Updegrove believes this is because Heather Meeker, a partner at O’Melveny law firm who drafted it, “is a respected attorney and long-term participant in open-source legal circles, so IMHO the conspiracy theory can be ignored. Note also that Kevin Wang [founder of FOSSA]and Heather have both offered the clause as text to initiate a discussion, and not something to be wholesale adopted as it stands.”

That didn’t stop Redis Labs, which is applying Commons Clause on top of the Apache license, to cover five new Redis modules. Redis is doing this, said its co-founder and CTO Yiftach Shoolman in an email, “for two reasons — to limit the monetization of these advanced capabilities by cloud service providers like AWS and to help enterprise developers whose companies do not work with AGPL licenses.”

On the Redis Labs site, the company now explains in more detail that cloud providers are taking advantage of open-source companies by repackaging their programs into competitive, proprietary-service offerings. These providers contribute very little — if anything — back to those open-source projects. Instead, they use their monopolistic nature to derive hundreds of millions of dollars in revenues from them.

- Stored data:
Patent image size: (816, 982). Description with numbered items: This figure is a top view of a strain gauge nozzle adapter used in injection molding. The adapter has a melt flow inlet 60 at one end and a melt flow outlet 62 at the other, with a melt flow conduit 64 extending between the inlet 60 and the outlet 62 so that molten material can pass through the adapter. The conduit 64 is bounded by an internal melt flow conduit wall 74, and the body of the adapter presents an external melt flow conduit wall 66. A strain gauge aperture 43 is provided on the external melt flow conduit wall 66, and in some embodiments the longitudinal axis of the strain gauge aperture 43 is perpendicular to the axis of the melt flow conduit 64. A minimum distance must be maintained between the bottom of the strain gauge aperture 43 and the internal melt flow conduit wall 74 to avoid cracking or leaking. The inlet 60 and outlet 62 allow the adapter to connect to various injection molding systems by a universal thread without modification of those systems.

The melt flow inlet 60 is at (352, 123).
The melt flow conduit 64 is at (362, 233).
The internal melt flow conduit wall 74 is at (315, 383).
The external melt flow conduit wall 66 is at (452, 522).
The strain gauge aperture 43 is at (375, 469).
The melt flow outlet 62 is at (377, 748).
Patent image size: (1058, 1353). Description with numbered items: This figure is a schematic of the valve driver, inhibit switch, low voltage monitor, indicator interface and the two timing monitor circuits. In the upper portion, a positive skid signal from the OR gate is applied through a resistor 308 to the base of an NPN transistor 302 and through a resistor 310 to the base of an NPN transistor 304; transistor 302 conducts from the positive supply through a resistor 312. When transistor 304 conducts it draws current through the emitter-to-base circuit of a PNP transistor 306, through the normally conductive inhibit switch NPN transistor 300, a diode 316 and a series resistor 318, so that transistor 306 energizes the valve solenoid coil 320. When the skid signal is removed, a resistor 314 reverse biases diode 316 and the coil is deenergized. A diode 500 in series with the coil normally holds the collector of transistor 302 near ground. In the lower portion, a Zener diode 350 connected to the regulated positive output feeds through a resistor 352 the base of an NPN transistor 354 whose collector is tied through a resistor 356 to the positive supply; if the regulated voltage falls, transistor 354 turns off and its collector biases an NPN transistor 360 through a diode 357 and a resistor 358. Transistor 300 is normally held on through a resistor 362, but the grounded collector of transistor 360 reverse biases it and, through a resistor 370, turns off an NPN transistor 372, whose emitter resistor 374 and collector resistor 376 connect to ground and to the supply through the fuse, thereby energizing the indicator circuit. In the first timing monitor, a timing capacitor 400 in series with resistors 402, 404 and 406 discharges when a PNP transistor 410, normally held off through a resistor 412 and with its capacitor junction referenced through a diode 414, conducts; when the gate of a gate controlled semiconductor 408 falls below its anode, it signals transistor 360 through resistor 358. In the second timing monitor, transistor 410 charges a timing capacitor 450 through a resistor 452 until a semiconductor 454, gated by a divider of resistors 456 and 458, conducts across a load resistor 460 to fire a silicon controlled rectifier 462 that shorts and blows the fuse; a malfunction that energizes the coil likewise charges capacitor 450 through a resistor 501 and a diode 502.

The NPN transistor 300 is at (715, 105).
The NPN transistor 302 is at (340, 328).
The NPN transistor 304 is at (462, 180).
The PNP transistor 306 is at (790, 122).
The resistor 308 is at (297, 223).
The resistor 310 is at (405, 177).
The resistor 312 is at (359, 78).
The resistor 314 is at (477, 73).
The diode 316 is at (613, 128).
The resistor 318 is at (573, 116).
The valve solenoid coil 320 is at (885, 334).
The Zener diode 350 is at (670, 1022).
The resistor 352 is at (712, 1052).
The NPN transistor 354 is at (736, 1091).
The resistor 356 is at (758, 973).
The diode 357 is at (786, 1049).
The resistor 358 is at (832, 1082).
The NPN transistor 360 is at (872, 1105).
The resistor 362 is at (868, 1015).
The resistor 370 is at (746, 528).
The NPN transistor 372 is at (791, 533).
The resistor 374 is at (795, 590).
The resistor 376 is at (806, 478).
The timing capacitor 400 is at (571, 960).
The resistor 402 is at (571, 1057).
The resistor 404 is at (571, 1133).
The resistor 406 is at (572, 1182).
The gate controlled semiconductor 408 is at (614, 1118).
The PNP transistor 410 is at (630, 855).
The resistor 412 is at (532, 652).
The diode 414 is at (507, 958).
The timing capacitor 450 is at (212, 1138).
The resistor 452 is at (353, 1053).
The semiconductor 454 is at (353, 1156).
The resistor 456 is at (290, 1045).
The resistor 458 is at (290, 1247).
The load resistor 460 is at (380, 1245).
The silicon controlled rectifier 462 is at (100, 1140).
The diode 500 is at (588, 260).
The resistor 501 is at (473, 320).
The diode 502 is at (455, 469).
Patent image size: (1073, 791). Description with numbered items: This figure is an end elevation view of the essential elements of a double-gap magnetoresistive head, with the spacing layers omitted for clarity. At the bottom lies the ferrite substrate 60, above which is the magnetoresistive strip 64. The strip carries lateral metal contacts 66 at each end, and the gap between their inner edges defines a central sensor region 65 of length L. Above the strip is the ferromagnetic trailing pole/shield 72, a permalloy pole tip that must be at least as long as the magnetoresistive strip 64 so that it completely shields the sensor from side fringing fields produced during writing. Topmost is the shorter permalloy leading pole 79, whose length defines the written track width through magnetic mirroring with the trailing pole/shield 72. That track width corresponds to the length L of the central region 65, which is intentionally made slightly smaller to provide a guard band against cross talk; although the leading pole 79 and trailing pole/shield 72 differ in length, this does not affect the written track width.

- Directives:
1 - In the Commons Clause passage, which law firm is Heather Meeker a partner at?
2 - Please write the next part of the Commons Clause passage, picking up after its final sentence.

- Answers to the exercises:
1 - O'Melveny

2 -
Redis Labs contends that “most cloud providers offer Redis as a managed service over their infrastructure and enjoy huge income from software that was not developed by them. Redis Labs is leading and financing the development of open source Redis and deserves to enjoy the fruits of these efforts.” Shoolman insisted that “Redis is open source and will remain under a BSD license.”

Salvatore Sanfilippo, Redis’ creator, added the change just “means that basically certain enterprise add-ons, instead of being completely closed source as they could be, will be available with a more permissive license,” Commons Clauses with Apache.

Software Freedom Conservancy executive director Karen Sandler isn’t so sure. Sandler emailed that Commons Clause “highlights the fundamental problems connected to the wide adoption of non-copyleft licenses, but I think it doesn’t really solve the problem that it seeks to solve. What we really need is strong copyleft licenses where the copyrights are held diversely by individuals and functional charities to make sure that software remains free and that societally we have the rights we need to have confidence in our software in the long run.”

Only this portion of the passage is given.